Rows from a figure dataset
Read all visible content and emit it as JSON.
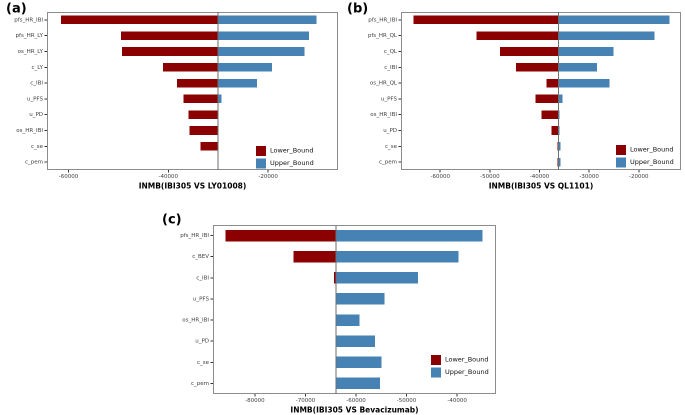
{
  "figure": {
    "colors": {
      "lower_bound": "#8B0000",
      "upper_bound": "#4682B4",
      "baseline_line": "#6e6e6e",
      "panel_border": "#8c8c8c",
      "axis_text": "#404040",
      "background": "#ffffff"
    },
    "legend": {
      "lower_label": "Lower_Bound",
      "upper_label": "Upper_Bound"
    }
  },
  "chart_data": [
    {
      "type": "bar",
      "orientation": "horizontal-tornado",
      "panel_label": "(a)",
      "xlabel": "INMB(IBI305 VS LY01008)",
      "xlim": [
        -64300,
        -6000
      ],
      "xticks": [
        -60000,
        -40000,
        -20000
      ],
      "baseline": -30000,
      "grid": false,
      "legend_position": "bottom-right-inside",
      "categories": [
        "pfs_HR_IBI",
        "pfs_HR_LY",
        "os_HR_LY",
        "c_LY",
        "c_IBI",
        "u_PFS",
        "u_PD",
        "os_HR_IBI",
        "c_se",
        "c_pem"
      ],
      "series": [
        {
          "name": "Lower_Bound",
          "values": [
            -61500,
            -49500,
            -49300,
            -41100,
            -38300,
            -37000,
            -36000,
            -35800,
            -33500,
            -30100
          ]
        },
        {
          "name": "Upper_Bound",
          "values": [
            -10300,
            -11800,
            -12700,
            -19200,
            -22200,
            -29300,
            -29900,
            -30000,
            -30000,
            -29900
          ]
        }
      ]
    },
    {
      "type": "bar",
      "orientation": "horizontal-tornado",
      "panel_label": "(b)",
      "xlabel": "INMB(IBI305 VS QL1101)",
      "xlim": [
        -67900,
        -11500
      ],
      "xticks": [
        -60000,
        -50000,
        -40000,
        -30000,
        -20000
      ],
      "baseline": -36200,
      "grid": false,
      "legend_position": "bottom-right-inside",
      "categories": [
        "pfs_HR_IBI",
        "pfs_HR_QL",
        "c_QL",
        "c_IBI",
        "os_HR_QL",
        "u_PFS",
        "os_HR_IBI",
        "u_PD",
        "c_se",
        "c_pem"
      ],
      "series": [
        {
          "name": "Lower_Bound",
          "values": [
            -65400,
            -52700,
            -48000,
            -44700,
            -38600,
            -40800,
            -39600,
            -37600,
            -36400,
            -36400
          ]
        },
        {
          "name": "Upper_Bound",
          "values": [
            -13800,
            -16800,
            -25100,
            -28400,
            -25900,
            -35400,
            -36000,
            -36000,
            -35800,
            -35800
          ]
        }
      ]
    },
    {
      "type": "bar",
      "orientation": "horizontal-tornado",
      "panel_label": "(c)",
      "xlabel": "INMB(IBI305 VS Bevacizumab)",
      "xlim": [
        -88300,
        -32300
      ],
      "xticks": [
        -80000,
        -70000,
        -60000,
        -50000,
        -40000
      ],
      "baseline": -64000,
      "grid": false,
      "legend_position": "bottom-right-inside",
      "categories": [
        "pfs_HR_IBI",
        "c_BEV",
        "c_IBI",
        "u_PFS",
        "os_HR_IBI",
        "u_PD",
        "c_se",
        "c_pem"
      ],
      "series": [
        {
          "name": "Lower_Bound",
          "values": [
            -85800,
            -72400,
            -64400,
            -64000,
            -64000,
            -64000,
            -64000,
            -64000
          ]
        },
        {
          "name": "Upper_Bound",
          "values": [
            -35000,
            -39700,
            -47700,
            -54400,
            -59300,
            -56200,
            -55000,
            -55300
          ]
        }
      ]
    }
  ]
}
==
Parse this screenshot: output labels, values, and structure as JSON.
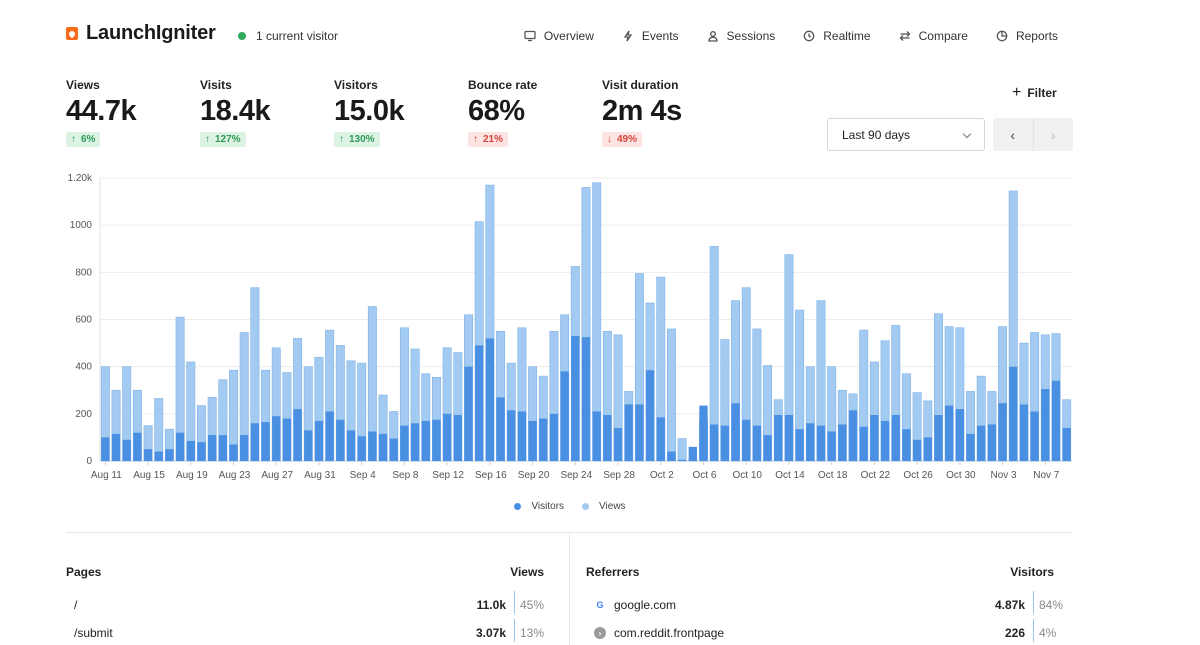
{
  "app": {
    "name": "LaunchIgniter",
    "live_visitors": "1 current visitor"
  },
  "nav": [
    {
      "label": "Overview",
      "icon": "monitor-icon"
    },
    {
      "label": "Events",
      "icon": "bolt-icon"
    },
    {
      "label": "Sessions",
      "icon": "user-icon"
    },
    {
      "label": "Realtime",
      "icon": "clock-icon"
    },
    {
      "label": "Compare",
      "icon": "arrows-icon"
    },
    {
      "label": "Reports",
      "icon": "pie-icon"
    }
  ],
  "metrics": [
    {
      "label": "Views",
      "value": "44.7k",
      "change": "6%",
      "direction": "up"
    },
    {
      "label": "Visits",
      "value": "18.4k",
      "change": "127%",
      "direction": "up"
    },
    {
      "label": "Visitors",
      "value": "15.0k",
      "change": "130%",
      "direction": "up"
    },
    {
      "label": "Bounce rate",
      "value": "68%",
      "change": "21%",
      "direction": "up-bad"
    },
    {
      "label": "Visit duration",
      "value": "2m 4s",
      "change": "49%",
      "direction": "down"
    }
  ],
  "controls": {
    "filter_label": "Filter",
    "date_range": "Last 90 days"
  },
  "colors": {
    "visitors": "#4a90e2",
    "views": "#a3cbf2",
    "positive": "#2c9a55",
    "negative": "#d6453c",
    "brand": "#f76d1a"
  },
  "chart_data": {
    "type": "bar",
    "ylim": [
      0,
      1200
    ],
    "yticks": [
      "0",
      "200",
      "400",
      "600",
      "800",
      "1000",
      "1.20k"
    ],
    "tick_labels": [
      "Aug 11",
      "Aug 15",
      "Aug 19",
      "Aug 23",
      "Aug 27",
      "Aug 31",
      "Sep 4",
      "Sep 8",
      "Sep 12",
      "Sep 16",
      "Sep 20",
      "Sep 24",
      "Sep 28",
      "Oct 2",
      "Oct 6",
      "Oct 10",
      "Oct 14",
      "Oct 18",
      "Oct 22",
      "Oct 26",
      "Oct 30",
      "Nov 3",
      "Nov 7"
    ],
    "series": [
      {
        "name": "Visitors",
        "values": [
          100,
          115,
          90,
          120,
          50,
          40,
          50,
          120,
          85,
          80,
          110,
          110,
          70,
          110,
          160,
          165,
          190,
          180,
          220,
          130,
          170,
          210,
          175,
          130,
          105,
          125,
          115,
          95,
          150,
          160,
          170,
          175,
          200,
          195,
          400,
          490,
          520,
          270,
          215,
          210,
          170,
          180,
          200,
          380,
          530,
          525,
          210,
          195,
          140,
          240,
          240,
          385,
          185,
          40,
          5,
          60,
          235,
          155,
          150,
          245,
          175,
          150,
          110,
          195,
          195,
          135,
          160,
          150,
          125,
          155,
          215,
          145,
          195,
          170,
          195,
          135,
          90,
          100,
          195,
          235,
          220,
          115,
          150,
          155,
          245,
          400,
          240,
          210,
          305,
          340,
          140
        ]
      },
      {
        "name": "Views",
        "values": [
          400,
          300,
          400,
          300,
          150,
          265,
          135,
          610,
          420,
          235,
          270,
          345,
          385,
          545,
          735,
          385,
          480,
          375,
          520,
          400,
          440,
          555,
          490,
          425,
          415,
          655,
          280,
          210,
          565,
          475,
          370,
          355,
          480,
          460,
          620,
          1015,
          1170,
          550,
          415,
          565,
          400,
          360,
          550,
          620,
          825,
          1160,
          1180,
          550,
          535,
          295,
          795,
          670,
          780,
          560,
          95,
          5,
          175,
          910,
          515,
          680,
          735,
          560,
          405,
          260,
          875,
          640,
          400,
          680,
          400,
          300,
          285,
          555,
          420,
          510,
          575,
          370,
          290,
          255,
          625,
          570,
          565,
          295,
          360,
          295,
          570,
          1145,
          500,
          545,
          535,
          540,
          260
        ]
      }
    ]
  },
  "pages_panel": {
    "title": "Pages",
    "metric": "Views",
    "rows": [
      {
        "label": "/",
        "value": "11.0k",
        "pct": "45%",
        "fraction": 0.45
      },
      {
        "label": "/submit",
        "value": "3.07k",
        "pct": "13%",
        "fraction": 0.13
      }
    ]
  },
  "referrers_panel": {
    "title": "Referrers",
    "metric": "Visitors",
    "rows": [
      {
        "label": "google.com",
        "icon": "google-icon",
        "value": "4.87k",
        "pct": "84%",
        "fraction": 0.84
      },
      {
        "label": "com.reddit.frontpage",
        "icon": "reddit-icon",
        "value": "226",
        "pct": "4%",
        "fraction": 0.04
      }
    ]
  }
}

▶ Task goal
A line counts if it holds the word "change". How many lines of the entries count? Give the number only.

▶ Exercise output
5